[TASK BRIEF] Copy out the listing exactly.

[RECORDS TO PROCESS]
◇ ◇ ◇

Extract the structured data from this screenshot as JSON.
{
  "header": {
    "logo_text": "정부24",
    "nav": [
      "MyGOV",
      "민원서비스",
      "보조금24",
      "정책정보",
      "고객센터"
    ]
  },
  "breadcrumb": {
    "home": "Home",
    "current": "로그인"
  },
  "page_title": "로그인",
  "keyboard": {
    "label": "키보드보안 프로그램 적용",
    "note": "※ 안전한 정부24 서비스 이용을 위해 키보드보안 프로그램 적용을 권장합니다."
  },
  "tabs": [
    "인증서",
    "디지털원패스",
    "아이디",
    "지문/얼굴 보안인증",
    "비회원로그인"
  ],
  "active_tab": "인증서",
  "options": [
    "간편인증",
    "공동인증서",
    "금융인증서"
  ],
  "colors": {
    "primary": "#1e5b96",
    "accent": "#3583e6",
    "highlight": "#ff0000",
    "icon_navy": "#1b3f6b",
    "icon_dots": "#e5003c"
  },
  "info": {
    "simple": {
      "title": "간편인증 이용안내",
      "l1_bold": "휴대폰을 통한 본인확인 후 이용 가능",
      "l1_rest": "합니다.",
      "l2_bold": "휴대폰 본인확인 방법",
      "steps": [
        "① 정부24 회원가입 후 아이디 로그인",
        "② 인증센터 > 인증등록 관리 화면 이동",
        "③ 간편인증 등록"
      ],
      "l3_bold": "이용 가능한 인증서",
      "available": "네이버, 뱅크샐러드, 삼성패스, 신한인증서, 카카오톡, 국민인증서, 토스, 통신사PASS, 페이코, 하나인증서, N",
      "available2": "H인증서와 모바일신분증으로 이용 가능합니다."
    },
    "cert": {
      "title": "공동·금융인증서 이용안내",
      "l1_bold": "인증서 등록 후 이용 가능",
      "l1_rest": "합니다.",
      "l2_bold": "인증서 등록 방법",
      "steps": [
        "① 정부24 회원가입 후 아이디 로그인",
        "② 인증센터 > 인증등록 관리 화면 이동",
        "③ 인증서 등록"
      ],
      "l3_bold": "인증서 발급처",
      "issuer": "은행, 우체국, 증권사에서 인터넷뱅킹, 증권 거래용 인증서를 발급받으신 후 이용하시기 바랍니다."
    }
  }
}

◇ ◇ ◇

[ANSWER]
Extract the structured data from this screenshot as JSON.
{
  "header": {
    "logo_text": "정부24",
    "nav": [
      "MyGOV",
      "민원서비스",
      "보조금24",
      "정책정보",
      "고객센터"
    ]
  },
  "breadcrumb": {
    "home": "Home",
    "current": "로그인"
  },
  "page_title": "로그인",
  "keyboard": {
    "label": "키보드보안 프로그램 적용",
    "note": "※ 안전한 정부24 서비스 이용을 위해 키보드보안 프로그램 적용을 권장합니다."
  },
  "tabs": [
    "인증서",
    "디지털원패스",
    "아이디",
    "지문/얼굴 보안인증",
    "비회원로그인"
  ],
  "active_tab": "인증서",
  "options": [
    "간편인증",
    "공동인증서",
    "금융인증서"
  ],
  "colors": {
    "primary": "#1e5b96",
    "accent": "#3583e6",
    "highlight": "#ff0000",
    "icon_navy": "#1b3f6b",
    "icon_dots": "#e5003c"
  },
  "info": {
    "simple": {
      "title": "간편인증 이용안내",
      "l1_bold": "휴대폰을 통한 본인확인 후 이용 가능",
      "l1_rest": "합니다.",
      "l2_bold": "휴대폰 본인확인 방법",
      "steps": [
        "① 정부24 회원가입 후 아이디 로그인",
        "② 인증센터 > 인증등록 관리 화면 이동",
        "③ 간편인증 등록"
      ],
      "l3_bold": "이용 가능한 인증서",
      "available": "네이버, 뱅크샐러드, 삼성패스, 신한인증서, 카카오톡, 국민인증서, 토스, 통신사PASS, 페이코, 하나인증서, N",
      "available2": "H인증서와 모바일신분증으로 이용 가능합니다."
    },
    "cert": {
      "title": "공동·금융인증서 이용안내",
      "l1_bold": "인증서 등록 후 이용 가능",
      "l1_rest": "합니다.",
      "l2_bold": "인증서 등록 방법",
      "steps": [
        "① 정부24 회원가입 후 아이디 로그인",
        "② 인증센터 > 인증등록 관리 화면 이동",
        "③ 인증서 등록"
      ],
      "l3_bold": "인증서 발급처",
      "issuer": "은행, 우체국, 증권사에서 인터넷뱅킹, 증권 거래용 인증서를 발급받으신 후 이용하시기 바랍니다."
    }
  }
}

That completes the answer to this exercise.